--- Stored data ---

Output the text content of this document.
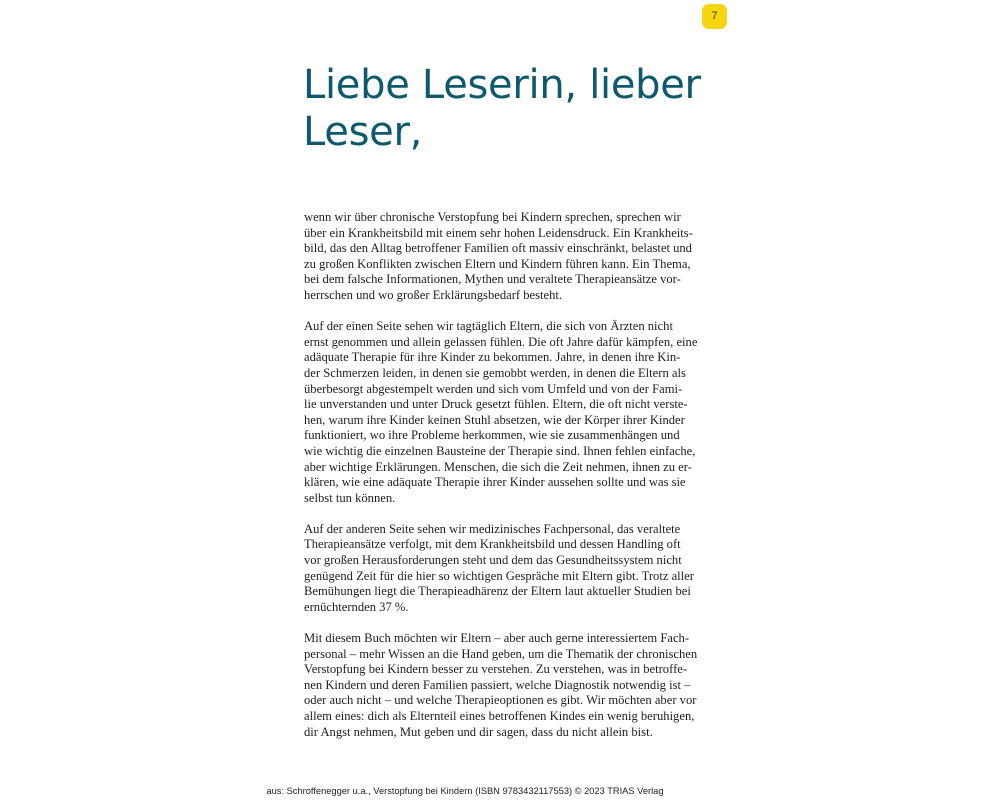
7
Liebe Leserin, lieber
Leser,

wenn wir über chronische Verstopfung bei Kindern sprechen, sprechen wir
über ein Krankheitsbild mit einem sehr hohen Leidensdruck. Ein Krankheits-
bild, das den Alltag betroffener Familien oft massiv einschränkt, belastet und
zu großen Konflikten zwischen Eltern und Kindern führen kann. Ein Thema,
bei dem falsche Informationen, Mythen und veraltete Therapieansätze vor-
herrschen und wo großer Erklärungsbedarf besteht.

Auf der einen Seite sehen wir tagtäglich Eltern, die sich von Ärzten nicht
ernst genommen und allein gelassen fühlen. Die oft Jahre dafür kämpfen, eine
adäquate Therapie für ihre Kinder zu bekommen. Jahre, in denen ihre Kin-
der Schmerzen leiden, in denen sie gemobbt werden, in denen die Eltern als
überbesorgt abgestempelt werden und sich vom Umfeld und von der Fami-
lie unverstanden und unter Druck gesetzt fühlen. Eltern, die oft nicht verste-
hen, warum ihre Kinder keinen Stuhl absetzen, wie der Körper ihrer Kinder
funktioniert, wo ihre Probleme herkommen, wie sie zusammenhängen und
wie wichtig die einzelnen Bausteine der Therapie sind. Ihnen fehlen einfache,
aber wichtige Erklärungen. Menschen, die sich die Zeit nehmen, ihnen zu er-
klären, wie eine adäquate Therapie ihrer Kinder aussehen sollte und was sie
selbst tun können.

Auf der anderen Seite sehen wir medizinisches Fachpersonal, das veraltete
Therapieansätze verfolgt, mit dem Krankheitsbild und dessen Handling oft
vor großen Herausforderungen steht und dem das Gesundheitssystem nicht
genügend Zeit für die hier so wichtigen Gespräche mit Eltern gibt. Trotz aller
Bemühungen liegt die Therapieadhärenz der Eltern laut aktueller Studien bei
ernüchternden 37 %.

Mit diesem Buch möchten wir Eltern – aber auch gerne interessiertem Fach-
personal – mehr Wissen an die Hand geben, um die Thematik der chronischen
Verstopfung bei Kindern besser zu verstehen. Zu verstehen, was in betroffe-
nen Kindern und deren Familien passiert, welche Diagnostik notwendig ist –
oder auch nicht – und welche Therapieoptionen es gibt. Wir möchten aber vor
allem eines: dich als Elternteil eines betroffenen Kindes ein wenig beruhigen,
dir Angst nehmen, Mut geben und dir sagen, dass du nicht allein bist.

aus: Schroffenegger u.a., Verstopfung bei Kindern (ISBN 9783432117553) © 2023 TRIAS Verlag
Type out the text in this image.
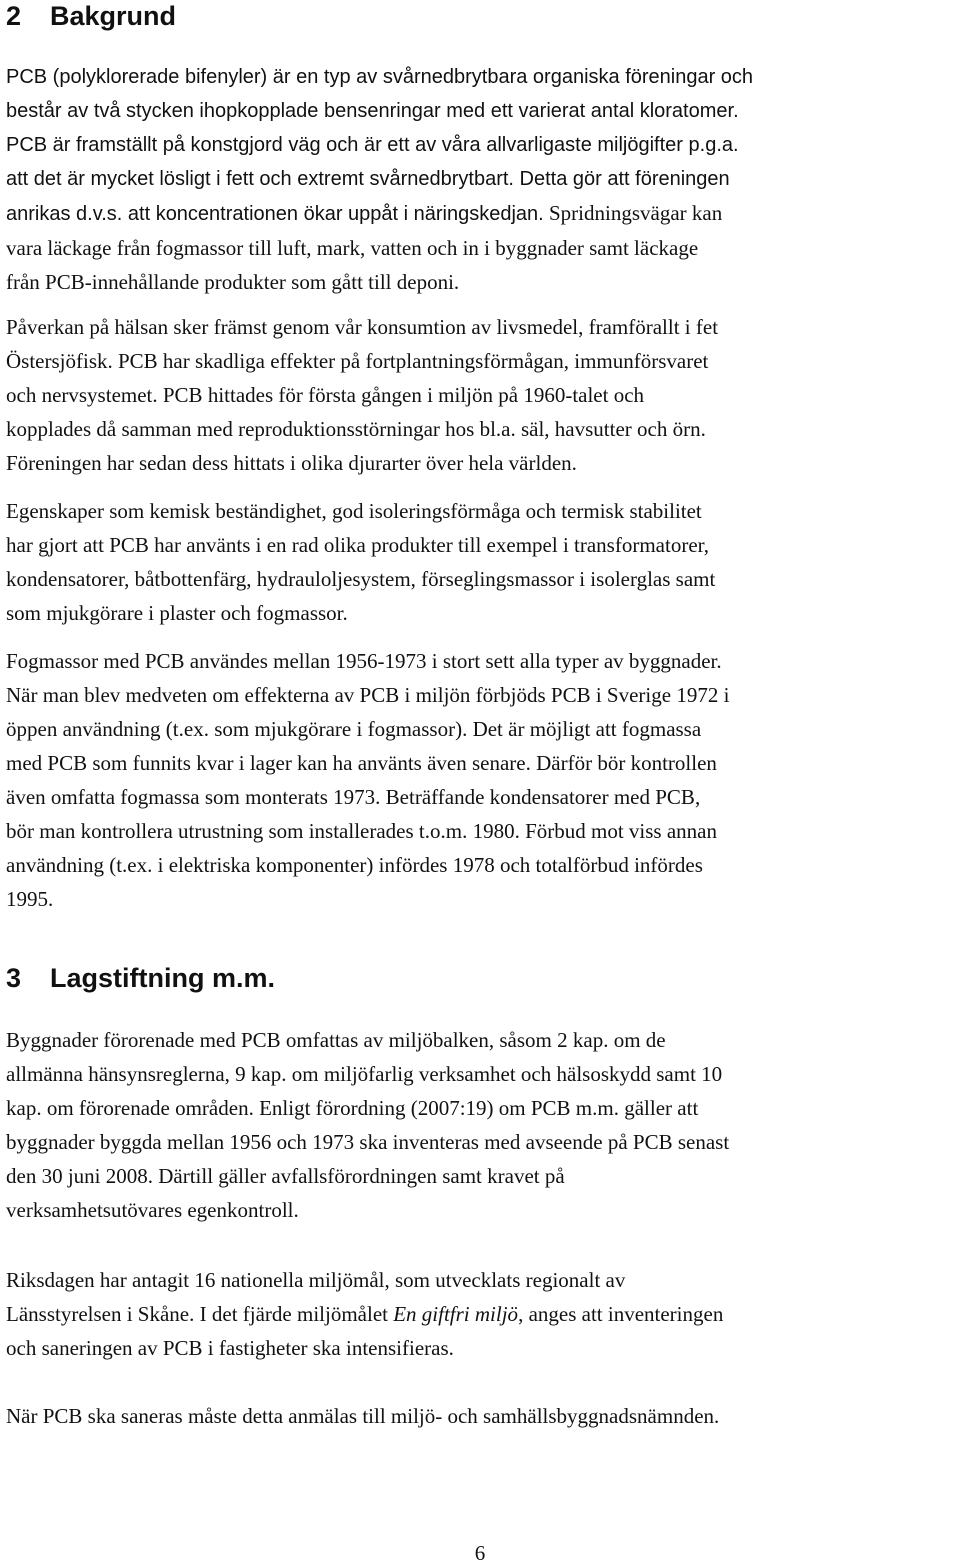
2 Bakgrund

PCB (polyklorerade bifenyler) är en typ av svårnedbrytbara organiska föreningar och
består av två stycken ihopkopplade bensenringar med ett varierat antal kloratomer.
PCB är framställt på konstgjord väg och är ett av våra allvarligaste miljögifter p.g.a.
att det är mycket lösligt i fett och extremt svårnedbrytbart. Detta gör att föreningen
anrikas d.v.s. att koncentrationen ökar uppåt i näringskedjan. Spridningsvägar kan
vara läckage från fogmassor till luft, mark, vatten och in i byggnader samt läckage
från PCB-innehållande produkter som gått till deponi.

Påverkan på hälsan sker främst genom vår konsumtion av livsmedel, framförallt i fet
Östersjöfisk. PCB har skadliga effekter på fortplantningsförmågan, immunförsvaret
och nervsystemet. PCB hittades för första gången i miljön på 1960-talet och
kopplades då samman med reproduktionsstörningar hos bl.a. säl, havsutter och örn.
Föreningen har sedan dess hittats i olika djurarter över hela världen.

Egenskaper som kemisk beständighet, god isoleringsförmåga och termisk stabilitet
har gjort att PCB har använts i en rad olika produkter till exempel i transformatorer,
kondensatorer, båtbottenfärg, hydrauloljesystem, förseglingsmassor i isolerglas samt
som mjukgörare i plaster och fogmassor.

Fogmassor med PCB användes mellan 1956-1973 i stort sett alla typer av byggnader.
När man blev medveten om effekterna av PCB i miljön förbjöds PCB i Sverige 1972 i
öppen användning (t.ex. som mjukgörare i fogmassor). Det är möjligt att fogmassa
med PCB som funnits kvar i lager kan ha använts även senare. Därför bör kontrollen
även omfatta fogmassa som monterats 1973. Beträffande kondensatorer med PCB,
bör man kontrollera utrustning som installerades t.o.m. 1980. Förbud mot viss annan
användning (t.ex. i elektriska komponenter) infördes 1978 och totalförbud infördes
1995.

3 Lagstiftning m.m.

Byggnader förorenade med PCB omfattas av miljöbalken, såsom 2 kap. om de
allmänna hänsynsreglerna, 9 kap. om miljöfarlig verksamhet och hälsoskydd samt 10
kap. om förorenade områden. Enligt förordning (2007:19) om PCB m.m. gäller att
byggnader byggda mellan 1956 och 1973 ska inventeras med avseende på PCB senast
den 30 juni 2008. Därtill gäller avfallsförordningen samt kravet på
verksamhetsutövares egenkontroll.

Riksdagen har antagit 16 nationella miljömål, som utvecklats regionalt av
Länsstyrelsen i Skåne. I det fjärde miljömålet En giftfri miljö, anges att inventeringen
och saneringen av PCB i fastigheter ska intensifieras.

När PCB ska saneras måste detta anmälas till miljö- och samhällsbyggnadsnämnden.

6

---

• What to work on: Return each line of the preceding material in which "produkter" can be found.

• Task response:
från PCB-innehållande produkter som gått till deponi.
har gjort att PCB har använts i en rad olika produkter till exempel i transformatorer,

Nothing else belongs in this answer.